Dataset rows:
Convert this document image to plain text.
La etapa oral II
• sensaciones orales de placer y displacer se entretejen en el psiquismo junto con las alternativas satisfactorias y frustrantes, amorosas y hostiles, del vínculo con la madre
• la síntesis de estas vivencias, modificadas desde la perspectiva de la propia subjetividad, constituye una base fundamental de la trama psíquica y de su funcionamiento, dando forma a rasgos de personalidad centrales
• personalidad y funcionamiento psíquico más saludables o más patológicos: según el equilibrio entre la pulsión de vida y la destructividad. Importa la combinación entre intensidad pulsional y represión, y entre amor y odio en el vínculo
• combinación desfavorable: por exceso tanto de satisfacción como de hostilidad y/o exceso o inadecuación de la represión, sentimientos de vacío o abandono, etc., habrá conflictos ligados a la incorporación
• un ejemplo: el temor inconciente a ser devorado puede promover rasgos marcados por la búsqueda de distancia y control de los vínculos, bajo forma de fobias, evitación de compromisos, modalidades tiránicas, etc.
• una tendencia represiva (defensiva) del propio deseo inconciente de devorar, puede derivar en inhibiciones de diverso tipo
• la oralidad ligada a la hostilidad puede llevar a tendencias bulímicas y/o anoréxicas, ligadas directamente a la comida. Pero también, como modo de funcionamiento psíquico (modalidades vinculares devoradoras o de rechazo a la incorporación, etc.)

*What is expected*: From the entries above, list each line with "represión" in it.

*Worked answer*:
• personalidad y funcionamiento psíquico más saludables o más patológicos: según el equilibrio entre la pulsión de vida y la destructividad. Importa la combinación entre intensidad pulsional y represión, y entre amor y odio en el vínculo
• combinación desfavorable: por exceso tanto de satisfacción como de hostilidad y/o exceso o inadecuación de la represión, sentimientos de vacío o abandono, etc., habrá conflictos ligados a la incorporación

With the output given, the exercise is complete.